Give the number of lines in the data that contain "page", and nothing more.

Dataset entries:
────────────────

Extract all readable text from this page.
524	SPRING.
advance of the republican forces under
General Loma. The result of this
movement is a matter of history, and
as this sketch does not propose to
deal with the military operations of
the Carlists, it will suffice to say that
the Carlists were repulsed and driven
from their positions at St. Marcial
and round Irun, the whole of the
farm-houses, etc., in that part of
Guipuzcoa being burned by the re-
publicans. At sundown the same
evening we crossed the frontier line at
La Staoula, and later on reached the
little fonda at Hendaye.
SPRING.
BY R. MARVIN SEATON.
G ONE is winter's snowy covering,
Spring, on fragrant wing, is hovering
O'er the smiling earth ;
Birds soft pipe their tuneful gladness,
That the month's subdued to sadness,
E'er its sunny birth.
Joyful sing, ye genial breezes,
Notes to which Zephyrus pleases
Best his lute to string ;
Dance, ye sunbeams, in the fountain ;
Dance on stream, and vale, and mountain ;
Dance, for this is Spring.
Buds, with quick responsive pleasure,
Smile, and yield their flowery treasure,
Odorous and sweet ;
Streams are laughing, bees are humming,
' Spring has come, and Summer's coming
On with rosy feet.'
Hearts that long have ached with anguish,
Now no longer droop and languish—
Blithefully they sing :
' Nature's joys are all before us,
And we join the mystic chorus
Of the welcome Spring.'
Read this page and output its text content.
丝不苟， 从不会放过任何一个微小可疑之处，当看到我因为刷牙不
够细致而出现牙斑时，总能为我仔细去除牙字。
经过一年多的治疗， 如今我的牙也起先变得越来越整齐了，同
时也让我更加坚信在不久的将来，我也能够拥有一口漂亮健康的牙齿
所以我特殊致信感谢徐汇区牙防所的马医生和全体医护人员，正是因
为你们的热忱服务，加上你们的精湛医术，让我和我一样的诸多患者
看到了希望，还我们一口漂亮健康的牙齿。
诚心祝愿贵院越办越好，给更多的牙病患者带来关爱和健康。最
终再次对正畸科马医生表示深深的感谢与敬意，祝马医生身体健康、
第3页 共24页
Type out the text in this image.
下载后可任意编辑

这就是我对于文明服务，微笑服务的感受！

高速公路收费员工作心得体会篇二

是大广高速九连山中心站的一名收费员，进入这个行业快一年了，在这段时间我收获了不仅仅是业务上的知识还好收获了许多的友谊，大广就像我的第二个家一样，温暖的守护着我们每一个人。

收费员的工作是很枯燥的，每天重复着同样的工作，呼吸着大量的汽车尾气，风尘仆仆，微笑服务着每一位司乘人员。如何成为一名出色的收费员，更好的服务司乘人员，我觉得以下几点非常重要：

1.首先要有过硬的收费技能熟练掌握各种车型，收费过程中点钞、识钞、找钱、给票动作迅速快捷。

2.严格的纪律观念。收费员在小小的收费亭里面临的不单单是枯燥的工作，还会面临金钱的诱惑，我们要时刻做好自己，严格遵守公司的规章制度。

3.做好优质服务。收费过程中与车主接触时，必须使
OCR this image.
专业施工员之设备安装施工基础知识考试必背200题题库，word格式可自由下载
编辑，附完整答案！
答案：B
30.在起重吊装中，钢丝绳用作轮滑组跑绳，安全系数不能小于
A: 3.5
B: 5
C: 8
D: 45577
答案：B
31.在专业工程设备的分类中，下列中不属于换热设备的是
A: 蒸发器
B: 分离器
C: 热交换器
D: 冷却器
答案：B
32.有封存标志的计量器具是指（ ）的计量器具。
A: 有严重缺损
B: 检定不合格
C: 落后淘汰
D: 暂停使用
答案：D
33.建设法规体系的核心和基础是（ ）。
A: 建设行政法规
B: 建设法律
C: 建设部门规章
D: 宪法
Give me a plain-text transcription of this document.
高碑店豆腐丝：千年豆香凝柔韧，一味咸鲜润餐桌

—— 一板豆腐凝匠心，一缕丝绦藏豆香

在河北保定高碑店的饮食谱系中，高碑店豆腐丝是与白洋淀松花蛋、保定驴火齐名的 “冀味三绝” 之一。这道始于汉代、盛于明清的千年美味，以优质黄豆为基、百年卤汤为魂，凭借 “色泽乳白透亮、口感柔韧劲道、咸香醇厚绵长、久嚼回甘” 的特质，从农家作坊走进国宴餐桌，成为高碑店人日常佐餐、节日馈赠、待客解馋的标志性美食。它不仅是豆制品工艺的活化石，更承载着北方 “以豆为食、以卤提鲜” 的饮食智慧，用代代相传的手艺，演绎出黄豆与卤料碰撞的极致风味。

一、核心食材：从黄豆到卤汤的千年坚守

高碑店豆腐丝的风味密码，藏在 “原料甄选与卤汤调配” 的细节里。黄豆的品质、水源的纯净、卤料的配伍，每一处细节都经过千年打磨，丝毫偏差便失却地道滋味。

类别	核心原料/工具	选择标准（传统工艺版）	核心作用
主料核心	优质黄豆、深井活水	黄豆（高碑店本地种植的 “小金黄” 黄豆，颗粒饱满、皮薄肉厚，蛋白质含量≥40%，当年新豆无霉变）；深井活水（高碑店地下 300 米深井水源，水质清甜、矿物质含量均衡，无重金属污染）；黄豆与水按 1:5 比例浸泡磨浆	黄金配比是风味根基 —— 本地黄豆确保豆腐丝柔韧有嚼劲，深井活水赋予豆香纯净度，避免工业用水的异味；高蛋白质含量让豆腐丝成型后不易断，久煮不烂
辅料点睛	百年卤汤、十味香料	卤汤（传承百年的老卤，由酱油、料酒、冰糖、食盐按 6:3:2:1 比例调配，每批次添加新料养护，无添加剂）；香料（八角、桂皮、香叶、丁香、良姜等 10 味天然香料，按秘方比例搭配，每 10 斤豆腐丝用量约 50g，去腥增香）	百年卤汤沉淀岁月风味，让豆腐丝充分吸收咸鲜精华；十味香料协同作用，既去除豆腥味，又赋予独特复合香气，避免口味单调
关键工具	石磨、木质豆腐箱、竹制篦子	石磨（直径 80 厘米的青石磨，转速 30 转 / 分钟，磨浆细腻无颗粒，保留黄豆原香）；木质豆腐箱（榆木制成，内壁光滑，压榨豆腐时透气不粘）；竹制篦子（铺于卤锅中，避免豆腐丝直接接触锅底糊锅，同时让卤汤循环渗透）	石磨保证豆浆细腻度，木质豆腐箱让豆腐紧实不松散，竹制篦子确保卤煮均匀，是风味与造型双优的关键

────────────────

**TASK ANSWER:**
2